Starting at the line with "Convert this document image to plain text." in it, reproduce each line below through the last one, exactly, and include nothing else.

Record list start

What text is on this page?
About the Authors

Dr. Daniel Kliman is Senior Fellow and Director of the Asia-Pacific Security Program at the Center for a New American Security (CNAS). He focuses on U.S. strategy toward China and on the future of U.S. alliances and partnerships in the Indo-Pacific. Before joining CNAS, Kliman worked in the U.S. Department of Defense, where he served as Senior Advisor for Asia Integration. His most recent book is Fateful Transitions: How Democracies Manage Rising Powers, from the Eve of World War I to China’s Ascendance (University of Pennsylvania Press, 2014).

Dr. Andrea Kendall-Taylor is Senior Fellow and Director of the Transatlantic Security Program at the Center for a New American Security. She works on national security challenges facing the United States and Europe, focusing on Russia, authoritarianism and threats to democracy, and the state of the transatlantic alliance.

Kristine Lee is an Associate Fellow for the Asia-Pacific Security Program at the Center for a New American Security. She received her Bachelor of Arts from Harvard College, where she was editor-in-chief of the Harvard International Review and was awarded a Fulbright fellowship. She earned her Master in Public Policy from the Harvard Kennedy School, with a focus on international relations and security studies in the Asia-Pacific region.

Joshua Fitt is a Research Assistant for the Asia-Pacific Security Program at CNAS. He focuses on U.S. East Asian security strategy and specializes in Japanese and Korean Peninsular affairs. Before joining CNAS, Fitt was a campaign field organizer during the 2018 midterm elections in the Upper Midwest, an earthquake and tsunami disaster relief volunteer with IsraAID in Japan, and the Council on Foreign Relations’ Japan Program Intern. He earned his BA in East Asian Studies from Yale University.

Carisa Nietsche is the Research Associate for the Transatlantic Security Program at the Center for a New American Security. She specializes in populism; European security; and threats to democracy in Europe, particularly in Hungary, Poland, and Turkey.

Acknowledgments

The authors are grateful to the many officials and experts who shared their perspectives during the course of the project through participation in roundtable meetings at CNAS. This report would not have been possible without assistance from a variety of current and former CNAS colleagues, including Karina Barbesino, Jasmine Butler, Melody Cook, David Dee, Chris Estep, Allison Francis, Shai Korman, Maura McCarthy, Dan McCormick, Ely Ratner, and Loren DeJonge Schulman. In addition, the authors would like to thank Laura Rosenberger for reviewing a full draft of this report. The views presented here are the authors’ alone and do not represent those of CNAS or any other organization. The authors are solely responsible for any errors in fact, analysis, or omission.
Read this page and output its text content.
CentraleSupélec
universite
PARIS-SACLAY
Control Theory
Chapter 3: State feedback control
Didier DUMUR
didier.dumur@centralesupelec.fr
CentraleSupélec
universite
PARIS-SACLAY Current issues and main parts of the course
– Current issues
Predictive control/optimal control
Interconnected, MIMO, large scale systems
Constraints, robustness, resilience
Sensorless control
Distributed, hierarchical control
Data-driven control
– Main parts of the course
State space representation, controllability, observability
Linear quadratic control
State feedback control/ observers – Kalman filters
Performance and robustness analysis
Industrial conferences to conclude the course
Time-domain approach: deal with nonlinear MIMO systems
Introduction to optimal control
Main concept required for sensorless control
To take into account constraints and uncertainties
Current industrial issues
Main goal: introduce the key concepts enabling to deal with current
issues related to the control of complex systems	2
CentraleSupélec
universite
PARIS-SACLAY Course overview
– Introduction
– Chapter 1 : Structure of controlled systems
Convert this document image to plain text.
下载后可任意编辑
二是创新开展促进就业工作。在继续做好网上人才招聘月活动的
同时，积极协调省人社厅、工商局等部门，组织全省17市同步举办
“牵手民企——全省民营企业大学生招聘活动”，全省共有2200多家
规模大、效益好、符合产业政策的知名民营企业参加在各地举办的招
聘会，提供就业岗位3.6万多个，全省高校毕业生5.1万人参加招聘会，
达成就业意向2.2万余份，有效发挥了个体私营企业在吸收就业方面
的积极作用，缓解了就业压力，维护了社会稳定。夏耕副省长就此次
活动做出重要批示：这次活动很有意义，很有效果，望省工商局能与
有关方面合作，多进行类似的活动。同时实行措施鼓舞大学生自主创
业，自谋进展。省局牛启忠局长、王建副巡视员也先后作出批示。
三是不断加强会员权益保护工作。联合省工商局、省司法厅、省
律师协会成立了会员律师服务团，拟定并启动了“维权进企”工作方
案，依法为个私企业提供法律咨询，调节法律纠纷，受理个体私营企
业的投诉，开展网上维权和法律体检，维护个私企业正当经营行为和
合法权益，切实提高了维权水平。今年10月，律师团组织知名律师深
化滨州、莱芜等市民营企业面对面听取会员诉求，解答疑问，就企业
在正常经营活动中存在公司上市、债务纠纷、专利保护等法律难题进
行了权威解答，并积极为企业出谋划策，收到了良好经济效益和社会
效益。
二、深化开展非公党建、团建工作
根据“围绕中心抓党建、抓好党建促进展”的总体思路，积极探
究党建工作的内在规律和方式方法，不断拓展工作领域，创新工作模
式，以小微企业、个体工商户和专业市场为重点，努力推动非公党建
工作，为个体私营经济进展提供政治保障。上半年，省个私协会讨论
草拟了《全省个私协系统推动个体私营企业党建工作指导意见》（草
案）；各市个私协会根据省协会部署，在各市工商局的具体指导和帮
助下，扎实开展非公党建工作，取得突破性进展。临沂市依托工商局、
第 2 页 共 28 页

Record list end

> [Response]:
Convert this document image to plain text.
下载后可任意编辑
二是创新开展促进就业工作。在继续做好网上人才招聘月活动的
同时，积极协调省人社厅、工商局等部门，组织全省17市同步举办
“牵手民企——全省民营企业大学生招聘活动”，全省共有2200多家
规模大、效益好、符合产业政策的知名民营企业参加在各地举办的招
聘会，提供就业岗位3.6万多个，全省高校毕业生5.1万人参加招聘会，
达成就业意向2.2万余份，有效发挥了个体私营企业在吸收就业方面
的积极作用，缓解了就业压力，维护了社会稳定。夏耕副省长就此次
活动做出重要批示：这次活动很有意义，很有效果，望省工商局能与
有关方面合作，多进行类似的活动。同时实行措施鼓舞大学生自主创
业，自谋进展。省局牛启忠局长、王建副巡视员也先后作出批示。
三是不断加强会员权益保护工作。联合省工商局、省司法厅、省
律师协会成立了会员律师服务团，拟定并启动了“维权进企”工作方
案，依法为个私企业提供法律咨询，调节法律纠纷，受理个体私营企
业的投诉，开展网上维权和法律体检，维护个私企业正当经营行为和
合法权益，切实提高了维权水平。今年10月，律师团组织知名律师深
化滨州、莱芜等市民营企业面对面听取会员诉求，解答疑问，就企业
在正常经营活动中存在公司上市、债务纠纷、专利保护等法律难题进
行了权威解答，并积极为企业出谋划策，收到了良好经济效益和社会
效益。
二、深化开展非公党建、团建工作
根据“围绕中心抓党建、抓好党建促进展”的总体思路，积极探
究党建工作的内在规律和方式方法，不断拓展工作领域，创新工作模
式，以小微企业、个体工商户和专业市场为重点，努力推动非公党建
工作，为个体私营经济进展提供政治保障。上半年，省个私协会讨论
草拟了《全省个私协系统推动个体私营企业党建工作指导意见》（草
案）；各市个私协会根据省协会部署，在各市工商局的具体指导和帮
助下，扎实开展非公党建工作，取得突破性进展。临沂市依托工商局、
第 2 页 共 28 页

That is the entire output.